____ Supplied records
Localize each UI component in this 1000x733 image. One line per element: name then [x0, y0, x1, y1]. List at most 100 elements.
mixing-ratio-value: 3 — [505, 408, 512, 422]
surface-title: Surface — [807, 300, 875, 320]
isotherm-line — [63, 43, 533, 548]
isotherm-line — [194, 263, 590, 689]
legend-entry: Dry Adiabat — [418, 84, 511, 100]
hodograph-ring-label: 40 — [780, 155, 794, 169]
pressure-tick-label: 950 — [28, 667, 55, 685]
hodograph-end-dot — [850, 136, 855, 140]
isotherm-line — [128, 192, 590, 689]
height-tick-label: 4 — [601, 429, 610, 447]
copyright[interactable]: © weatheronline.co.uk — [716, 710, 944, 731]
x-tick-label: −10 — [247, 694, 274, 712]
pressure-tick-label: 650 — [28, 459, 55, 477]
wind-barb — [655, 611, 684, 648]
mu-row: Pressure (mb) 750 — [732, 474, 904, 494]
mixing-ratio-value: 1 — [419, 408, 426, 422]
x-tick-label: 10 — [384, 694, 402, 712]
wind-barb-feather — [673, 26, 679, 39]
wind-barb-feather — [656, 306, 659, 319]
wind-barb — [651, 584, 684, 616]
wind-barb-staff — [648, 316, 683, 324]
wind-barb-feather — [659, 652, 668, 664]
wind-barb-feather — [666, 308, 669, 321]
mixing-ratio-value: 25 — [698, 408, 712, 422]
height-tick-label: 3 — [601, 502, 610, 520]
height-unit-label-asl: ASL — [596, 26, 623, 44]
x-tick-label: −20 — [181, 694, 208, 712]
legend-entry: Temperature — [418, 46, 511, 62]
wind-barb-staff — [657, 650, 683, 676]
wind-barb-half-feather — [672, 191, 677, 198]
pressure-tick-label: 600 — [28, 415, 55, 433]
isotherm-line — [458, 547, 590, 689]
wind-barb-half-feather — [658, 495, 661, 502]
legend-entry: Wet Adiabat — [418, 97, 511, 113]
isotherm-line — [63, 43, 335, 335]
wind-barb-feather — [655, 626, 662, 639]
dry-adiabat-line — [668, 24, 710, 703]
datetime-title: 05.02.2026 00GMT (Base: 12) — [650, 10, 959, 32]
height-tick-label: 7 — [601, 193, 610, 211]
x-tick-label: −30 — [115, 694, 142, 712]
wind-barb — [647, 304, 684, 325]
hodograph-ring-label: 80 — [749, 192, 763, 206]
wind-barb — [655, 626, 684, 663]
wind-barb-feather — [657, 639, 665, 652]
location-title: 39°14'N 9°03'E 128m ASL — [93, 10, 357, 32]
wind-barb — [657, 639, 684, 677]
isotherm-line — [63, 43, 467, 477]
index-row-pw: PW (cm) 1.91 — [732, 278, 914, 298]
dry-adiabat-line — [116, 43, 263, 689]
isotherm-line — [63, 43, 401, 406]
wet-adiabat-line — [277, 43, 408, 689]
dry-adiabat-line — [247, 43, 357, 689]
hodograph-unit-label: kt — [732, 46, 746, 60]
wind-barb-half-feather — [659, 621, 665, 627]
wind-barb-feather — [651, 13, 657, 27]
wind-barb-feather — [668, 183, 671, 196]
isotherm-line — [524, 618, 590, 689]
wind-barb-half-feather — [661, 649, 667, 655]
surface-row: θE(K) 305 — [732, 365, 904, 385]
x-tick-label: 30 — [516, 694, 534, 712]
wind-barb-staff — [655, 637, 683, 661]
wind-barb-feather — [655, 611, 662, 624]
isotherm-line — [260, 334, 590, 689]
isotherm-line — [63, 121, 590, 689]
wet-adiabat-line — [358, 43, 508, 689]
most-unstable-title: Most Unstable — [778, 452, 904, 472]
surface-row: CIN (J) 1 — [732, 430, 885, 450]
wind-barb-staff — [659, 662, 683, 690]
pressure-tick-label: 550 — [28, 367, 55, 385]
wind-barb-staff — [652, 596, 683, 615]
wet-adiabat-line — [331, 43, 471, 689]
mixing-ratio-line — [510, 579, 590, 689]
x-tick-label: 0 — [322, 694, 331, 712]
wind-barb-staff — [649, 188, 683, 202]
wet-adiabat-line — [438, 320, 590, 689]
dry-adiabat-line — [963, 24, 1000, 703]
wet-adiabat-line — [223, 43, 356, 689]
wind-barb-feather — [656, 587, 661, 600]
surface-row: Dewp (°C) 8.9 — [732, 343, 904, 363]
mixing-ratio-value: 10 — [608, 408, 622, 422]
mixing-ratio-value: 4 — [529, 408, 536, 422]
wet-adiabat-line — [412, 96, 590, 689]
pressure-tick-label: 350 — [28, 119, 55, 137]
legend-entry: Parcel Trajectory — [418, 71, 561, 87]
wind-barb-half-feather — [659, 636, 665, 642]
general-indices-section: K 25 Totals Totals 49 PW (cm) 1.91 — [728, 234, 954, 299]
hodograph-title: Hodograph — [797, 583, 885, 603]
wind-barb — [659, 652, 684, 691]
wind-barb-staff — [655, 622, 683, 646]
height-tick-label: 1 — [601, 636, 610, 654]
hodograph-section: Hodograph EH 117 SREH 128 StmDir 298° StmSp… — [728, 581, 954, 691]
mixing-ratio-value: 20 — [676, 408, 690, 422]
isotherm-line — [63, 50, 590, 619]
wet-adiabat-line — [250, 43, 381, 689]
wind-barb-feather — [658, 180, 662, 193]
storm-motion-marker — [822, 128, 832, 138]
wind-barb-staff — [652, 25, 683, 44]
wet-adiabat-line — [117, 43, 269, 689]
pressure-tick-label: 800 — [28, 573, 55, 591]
________
> _Aim_
Render every line of the records as a numbered list, omitting any blank lines.

> _Answer for the task_
1. Localize each UI component in this 1000x733 image. One line per element: name then [x0, y0, x1, y1]. List at most 100 elements.
2. mixing-ratio-value: 3 — [505, 408, 512, 422]
3. surface-title: Surface — [807, 300, 875, 320]
4. isotherm-line — [63, 43, 533, 548]
5. isotherm-line — [194, 263, 590, 689]
6. legend-entry: Dry Adiabat — [418, 84, 511, 100]
7. hodograph-ring-label: 40 — [780, 155, 794, 169]
8. pressure-tick-label: 950 — [28, 667, 55, 685]
9. hodograph-end-dot — [850, 136, 855, 140]
10. isotherm-line — [128, 192, 590, 689]
11. height-tick-label: 4 — [601, 429, 610, 447]
12. copyright[interactable]: © weatheronline.co.uk — [716, 710, 944, 731]
13. x-tick-label: −10 — [247, 694, 274, 712]
14. pressure-tick-label: 650 — [28, 459, 55, 477]
15. wind-barb — [655, 611, 684, 648]
16. mu-row: Pressure (mb) 750 — [732, 474, 904, 494]
17. mixing-ratio-value: 1 — [419, 408, 426, 422]
18. x-tick-label: 10 — [384, 694, 402, 712]
19. wind-barb-feather — [673, 26, 679, 39]
20. wind-barb-feather — [656, 306, 659, 319]
21. wind-barb — [651, 584, 684, 616]
22. wind-barb-staff — [648, 316, 683, 324]
23. wind-barb-feather — [659, 652, 668, 664]
24. wind-barb-feather — [666, 308, 669, 321]
25. mixing-ratio-value: 25 — [698, 408, 712, 422]
26. height-tick-label: 3 — [601, 502, 610, 520]
27. height-unit-label-asl: ASL — [596, 26, 623, 44]
28. x-tick-label: −20 — [181, 694, 208, 712]
29. legend-entry: Temperature — [418, 46, 511, 62]
30. wind-barb-staff — [657, 650, 683, 676]
31. wind-barb-half-feather — [672, 191, 677, 198]
32. pressure-tick-label: 600 — [28, 415, 55, 433]
33. isotherm-line — [458, 547, 590, 689]
34. wind-barb-half-feather — [658, 495, 661, 502]
35. legend-entry: Wet Adiabat — [418, 97, 511, 113]
36. isotherm-line — [63, 43, 335, 335]
37. wind-barb-feather — [655, 626, 662, 639]
38. dry-adiabat-line — [668, 24, 710, 703]
39. datetime-title: 05.02.2026 00GMT (Base: 12) — [650, 10, 959, 32]
40. height-tick-label: 7 — [601, 193, 610, 211]
41. x-tick-label: −30 — [115, 694, 142, 712]
42. wind-barb — [647, 304, 684, 325]
43. hodograph-ring-label: 80 — [749, 192, 763, 206]
44. wind-barb — [655, 626, 684, 663]
45. wind-barb-feather — [657, 639, 665, 652]
46. location-title: 39°14'N 9°03'E 128m ASL — [93, 10, 357, 32]
47. wind-barb — [657, 639, 684, 677]
48. isotherm-line — [63, 43, 467, 477]
49. index-row-pw: PW (cm) 1.91 — [732, 278, 914, 298]
50. dry-adiabat-line — [116, 43, 263, 689]
51. isotherm-line — [63, 43, 401, 406]
52. wet-adiabat-line — [277, 43, 408, 689]
53. dry-adiabat-line — [247, 43, 357, 689]
54. hodograph-unit-label: kt — [732, 46, 746, 60]
55. wind-barb-half-feather — [659, 621, 665, 627]
56. wind-barb-feather — [651, 13, 657, 27]
57. wind-barb-feather — [668, 183, 671, 196]
58. isotherm-line — [524, 618, 590, 689]
59. wind-barb-half-feather — [661, 649, 667, 655]
60. surface-row: θE(K) 305 — [732, 365, 904, 385]
61. x-tick-label: 30 — [516, 694, 534, 712]
62. wind-barb-staff — [655, 637, 683, 661]
63. wind-barb-feather — [655, 611, 662, 624]
64. isotherm-line — [260, 334, 590, 689]
65. isotherm-line — [63, 121, 590, 689]
66. wet-adiabat-line — [358, 43, 508, 689]
67. most-unstable-title: Most Unstable — [778, 452, 904, 472]
68. surface-row: CIN (J) 1 — [732, 430, 885, 450]
69. wind-barb-staff — [659, 662, 683, 690]
70. pressure-tick-label: 550 — [28, 367, 55, 385]
71. wind-barb-staff — [652, 596, 683, 615]
72. wet-adiabat-line — [331, 43, 471, 689]
73. mixing-ratio-line — [510, 579, 590, 689]
74. x-tick-label: 0 — [322, 694, 331, 712]
75. wind-barb-staff — [649, 188, 683, 202]
76. wet-adiabat-line — [438, 320, 590, 689]
77. dry-adiabat-line — [963, 24, 1000, 703]
78. wet-adiabat-line — [223, 43, 356, 689]
79. wind-barb-feather — [656, 587, 661, 600]
80. surface-row: Dewp (°C) 8.9 — [732, 343, 904, 363]
81. mixing-ratio-value: 10 — [608, 408, 622, 422]
82. mixing-ratio-value: 4 — [529, 408, 536, 422]
83. wet-adiabat-line — [412, 96, 590, 689]
84. pressure-tick-label: 350 — [28, 119, 55, 137]
85. legend-entry: Parcel Trajectory — [418, 71, 561, 87]
86. wind-barb-half-feather — [659, 636, 665, 642]
87. general-indices-section: K 25 Totals Totals 49 PW (cm) 1.91 — [728, 234, 954, 299]
88. hodograph-title: Hodograph — [797, 583, 885, 603]
89. wind-barb — [659, 652, 684, 691]
90. wind-barb-staff — [655, 622, 683, 646]
91. height-tick-label: 1 — [601, 636, 610, 654]
92. hodograph-section: Hodograph EH 117 SREH 128 StmDir 298° StmSp… — [728, 581, 954, 691]
93. mixing-ratio-value: 20 — [676, 408, 690, 422]
94. isotherm-line — [63, 50, 590, 619]
95. wet-adiabat-line — [250, 43, 381, 689]
96. wind-barb-feather — [658, 180, 662, 193]
97. storm-motion-marker — [822, 128, 832, 138]
98. wind-barb-staff — [652, 25, 683, 44]
99. wet-adiabat-line — [117, 43, 269, 689]
100. pressure-tick-label: 800 — [28, 573, 55, 591]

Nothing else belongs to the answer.